# Required work
Every line containing the word "dicens" needs to be found and copied.
::::::
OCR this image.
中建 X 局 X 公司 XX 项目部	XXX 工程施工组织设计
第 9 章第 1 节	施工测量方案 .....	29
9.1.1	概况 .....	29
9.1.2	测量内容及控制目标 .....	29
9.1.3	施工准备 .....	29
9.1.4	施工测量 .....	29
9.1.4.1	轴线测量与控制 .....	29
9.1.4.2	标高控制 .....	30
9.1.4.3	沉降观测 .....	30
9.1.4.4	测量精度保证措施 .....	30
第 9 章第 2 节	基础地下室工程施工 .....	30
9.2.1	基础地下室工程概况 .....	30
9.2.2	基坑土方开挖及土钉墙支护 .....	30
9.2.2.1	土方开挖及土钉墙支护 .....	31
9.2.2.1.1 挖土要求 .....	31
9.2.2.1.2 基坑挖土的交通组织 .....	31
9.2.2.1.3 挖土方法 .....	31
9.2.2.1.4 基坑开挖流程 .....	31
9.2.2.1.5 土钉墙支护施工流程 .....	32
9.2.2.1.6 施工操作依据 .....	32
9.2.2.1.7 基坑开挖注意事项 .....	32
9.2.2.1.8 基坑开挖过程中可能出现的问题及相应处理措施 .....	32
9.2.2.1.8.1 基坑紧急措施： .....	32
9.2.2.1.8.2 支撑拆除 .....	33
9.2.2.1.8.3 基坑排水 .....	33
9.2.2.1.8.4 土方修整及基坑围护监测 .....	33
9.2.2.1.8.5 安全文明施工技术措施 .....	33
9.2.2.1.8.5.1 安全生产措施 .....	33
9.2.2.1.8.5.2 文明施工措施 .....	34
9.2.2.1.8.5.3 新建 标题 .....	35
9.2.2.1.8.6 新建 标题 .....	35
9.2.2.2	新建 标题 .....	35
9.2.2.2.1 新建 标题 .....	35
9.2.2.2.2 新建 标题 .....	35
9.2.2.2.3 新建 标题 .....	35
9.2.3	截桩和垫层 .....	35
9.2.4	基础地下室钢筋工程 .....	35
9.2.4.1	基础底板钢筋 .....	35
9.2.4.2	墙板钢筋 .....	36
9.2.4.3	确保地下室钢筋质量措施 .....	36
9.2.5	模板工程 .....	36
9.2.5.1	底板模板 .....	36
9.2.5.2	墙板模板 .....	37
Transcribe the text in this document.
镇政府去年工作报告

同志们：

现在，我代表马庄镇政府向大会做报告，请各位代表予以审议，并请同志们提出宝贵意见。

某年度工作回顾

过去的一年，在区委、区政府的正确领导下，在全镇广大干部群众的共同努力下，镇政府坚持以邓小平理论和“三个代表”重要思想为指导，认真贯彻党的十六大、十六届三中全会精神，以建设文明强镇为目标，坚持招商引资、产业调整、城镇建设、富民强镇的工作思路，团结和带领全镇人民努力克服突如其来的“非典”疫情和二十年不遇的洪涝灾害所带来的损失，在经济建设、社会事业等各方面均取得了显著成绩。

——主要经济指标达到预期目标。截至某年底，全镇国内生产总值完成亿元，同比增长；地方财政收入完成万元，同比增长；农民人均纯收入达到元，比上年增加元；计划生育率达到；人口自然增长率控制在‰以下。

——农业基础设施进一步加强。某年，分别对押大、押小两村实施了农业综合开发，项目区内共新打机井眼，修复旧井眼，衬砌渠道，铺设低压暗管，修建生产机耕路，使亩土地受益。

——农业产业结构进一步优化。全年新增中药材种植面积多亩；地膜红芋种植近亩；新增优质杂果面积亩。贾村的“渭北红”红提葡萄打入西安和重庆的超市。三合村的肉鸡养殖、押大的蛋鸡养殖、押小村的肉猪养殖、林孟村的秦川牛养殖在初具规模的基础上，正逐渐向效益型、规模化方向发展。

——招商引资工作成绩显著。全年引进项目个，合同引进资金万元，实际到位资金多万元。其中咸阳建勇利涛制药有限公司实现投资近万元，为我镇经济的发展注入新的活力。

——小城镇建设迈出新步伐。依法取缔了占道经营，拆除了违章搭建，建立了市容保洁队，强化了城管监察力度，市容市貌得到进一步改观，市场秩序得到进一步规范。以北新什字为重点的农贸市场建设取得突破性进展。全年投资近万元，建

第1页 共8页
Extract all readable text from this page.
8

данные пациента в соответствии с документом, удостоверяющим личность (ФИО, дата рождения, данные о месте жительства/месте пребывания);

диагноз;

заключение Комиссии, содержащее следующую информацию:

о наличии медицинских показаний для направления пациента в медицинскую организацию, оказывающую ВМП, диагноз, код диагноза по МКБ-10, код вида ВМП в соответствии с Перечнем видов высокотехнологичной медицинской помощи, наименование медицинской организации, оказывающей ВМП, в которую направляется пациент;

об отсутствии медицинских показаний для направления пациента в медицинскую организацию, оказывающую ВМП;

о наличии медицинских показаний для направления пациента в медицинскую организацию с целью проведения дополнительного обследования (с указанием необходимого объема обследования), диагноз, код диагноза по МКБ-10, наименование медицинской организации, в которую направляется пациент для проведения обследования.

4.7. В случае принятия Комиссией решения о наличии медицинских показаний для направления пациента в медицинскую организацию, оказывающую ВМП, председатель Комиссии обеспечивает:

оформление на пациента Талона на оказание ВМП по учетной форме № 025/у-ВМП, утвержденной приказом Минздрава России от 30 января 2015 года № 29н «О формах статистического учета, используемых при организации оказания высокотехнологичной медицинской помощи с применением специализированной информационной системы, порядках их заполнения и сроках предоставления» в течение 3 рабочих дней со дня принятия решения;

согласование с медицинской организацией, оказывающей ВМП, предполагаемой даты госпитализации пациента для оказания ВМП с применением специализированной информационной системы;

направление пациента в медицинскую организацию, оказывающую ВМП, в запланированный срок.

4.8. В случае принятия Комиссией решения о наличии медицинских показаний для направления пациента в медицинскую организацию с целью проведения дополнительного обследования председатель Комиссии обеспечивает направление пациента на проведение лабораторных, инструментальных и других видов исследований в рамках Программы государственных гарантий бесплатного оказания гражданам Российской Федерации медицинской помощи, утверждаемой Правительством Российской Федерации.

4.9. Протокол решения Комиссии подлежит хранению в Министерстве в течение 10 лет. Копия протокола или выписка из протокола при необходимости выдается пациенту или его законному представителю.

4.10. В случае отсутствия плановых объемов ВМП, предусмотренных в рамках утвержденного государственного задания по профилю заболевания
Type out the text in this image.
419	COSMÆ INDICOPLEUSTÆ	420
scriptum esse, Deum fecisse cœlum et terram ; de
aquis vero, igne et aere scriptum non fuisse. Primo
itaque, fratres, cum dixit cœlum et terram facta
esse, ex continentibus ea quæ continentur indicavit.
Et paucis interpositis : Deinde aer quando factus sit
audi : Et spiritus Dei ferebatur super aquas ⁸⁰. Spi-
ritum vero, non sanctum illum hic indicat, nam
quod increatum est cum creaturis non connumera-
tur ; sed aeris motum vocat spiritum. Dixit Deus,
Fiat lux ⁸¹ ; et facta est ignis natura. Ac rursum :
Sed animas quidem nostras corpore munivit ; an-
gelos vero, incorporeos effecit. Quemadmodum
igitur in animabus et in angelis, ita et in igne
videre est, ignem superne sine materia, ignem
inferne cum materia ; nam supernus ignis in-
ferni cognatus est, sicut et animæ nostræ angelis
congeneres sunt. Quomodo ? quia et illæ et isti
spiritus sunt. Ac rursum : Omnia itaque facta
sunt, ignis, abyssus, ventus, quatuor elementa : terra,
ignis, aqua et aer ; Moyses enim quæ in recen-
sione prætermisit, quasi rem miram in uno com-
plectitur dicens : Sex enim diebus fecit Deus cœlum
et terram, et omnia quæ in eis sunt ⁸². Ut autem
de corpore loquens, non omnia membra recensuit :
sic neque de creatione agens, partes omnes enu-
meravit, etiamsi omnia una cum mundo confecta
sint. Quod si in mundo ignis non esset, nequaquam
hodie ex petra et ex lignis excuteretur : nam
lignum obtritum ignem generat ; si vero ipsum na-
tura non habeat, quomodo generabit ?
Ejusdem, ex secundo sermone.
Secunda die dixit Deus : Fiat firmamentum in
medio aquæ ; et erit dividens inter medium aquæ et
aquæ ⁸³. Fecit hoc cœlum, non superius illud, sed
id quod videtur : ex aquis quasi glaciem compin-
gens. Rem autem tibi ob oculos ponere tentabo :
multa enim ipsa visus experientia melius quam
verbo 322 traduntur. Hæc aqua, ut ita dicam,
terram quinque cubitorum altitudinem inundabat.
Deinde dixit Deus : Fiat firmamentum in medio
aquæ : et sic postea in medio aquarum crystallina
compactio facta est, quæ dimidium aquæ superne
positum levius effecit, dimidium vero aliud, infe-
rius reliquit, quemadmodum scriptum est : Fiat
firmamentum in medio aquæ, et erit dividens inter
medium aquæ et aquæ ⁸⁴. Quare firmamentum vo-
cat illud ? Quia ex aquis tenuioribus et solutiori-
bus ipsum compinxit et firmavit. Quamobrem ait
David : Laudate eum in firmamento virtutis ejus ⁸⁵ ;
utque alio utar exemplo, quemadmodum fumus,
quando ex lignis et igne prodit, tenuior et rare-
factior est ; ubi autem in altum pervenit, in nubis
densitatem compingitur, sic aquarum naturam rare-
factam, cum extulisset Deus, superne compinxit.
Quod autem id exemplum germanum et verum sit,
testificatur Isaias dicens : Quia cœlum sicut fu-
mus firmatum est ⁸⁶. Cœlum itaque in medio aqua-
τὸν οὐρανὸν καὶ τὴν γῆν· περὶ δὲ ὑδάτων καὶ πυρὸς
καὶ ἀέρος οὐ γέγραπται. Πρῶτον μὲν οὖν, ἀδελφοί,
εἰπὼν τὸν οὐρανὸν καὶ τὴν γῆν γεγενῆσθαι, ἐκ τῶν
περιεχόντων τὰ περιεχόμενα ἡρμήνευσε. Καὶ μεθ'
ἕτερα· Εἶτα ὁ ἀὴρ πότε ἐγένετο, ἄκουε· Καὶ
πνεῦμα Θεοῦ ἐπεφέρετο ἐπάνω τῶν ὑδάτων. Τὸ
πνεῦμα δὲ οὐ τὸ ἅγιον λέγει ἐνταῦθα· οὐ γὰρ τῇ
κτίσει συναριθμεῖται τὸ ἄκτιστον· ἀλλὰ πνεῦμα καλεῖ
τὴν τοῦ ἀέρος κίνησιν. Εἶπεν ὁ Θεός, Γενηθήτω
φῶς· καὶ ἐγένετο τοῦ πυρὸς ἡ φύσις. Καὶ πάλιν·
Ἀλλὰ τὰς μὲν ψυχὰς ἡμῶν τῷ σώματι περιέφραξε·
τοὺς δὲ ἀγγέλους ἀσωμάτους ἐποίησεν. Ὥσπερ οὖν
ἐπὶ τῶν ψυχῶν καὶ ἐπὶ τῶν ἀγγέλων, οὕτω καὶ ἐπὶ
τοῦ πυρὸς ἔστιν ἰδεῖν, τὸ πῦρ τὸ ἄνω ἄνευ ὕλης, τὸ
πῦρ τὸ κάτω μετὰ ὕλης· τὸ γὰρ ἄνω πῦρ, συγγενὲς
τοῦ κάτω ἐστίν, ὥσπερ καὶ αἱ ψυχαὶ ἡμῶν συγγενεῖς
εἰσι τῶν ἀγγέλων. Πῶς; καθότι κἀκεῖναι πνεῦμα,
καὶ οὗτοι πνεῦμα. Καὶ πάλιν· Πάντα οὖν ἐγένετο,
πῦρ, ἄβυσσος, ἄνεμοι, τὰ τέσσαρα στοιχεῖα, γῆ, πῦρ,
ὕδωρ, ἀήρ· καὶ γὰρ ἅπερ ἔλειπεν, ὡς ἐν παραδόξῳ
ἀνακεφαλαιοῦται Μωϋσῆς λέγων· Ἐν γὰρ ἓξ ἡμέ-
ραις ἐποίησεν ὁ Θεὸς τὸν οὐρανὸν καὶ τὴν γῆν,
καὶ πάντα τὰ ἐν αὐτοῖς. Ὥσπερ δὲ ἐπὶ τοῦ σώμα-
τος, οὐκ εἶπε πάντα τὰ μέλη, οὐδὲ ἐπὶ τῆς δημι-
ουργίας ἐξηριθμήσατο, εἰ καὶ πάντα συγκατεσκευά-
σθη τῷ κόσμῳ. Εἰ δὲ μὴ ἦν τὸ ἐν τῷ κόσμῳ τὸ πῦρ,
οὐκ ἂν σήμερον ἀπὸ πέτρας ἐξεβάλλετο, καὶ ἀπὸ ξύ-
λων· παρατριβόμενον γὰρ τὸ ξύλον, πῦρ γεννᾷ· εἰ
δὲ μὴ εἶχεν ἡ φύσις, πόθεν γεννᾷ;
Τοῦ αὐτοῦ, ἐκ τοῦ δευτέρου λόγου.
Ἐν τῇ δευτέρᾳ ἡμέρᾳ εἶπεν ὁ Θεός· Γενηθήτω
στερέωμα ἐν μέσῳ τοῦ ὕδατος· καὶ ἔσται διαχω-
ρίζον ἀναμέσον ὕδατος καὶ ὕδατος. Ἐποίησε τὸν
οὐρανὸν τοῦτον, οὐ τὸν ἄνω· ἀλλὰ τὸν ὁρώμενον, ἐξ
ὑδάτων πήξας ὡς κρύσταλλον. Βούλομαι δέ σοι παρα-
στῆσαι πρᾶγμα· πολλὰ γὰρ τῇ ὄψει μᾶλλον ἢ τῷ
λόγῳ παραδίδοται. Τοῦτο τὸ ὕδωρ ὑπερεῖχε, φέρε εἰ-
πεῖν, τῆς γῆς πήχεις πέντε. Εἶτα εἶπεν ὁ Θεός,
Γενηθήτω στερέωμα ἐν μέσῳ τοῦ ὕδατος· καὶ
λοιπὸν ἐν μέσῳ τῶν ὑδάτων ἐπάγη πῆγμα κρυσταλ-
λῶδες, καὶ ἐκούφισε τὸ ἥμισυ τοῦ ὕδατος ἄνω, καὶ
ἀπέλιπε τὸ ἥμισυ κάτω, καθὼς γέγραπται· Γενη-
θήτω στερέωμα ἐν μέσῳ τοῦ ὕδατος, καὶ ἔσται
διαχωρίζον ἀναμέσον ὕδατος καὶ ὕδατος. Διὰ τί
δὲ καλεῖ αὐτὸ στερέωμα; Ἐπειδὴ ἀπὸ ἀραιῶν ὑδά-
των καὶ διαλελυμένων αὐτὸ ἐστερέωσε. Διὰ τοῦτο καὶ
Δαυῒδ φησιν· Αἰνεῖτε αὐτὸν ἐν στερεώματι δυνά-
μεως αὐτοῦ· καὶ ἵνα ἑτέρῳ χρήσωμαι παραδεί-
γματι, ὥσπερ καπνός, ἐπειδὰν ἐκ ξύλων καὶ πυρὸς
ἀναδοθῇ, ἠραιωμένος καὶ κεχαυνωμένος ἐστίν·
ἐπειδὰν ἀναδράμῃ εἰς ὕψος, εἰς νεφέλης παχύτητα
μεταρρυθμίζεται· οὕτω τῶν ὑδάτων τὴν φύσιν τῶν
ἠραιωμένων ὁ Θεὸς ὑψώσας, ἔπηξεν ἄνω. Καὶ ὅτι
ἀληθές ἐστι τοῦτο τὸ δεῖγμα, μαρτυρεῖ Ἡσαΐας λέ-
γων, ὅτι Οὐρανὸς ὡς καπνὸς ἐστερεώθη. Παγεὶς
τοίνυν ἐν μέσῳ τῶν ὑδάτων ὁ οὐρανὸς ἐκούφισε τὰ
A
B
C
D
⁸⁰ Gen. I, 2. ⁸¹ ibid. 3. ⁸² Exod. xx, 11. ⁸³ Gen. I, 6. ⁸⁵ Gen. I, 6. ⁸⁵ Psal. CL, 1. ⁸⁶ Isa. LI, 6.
::::::
# Task result
plectitur dicens : Sex enim diebus fecit Deus cœlum
testificatur Isaias dicens : Quia cœlum sicut fu-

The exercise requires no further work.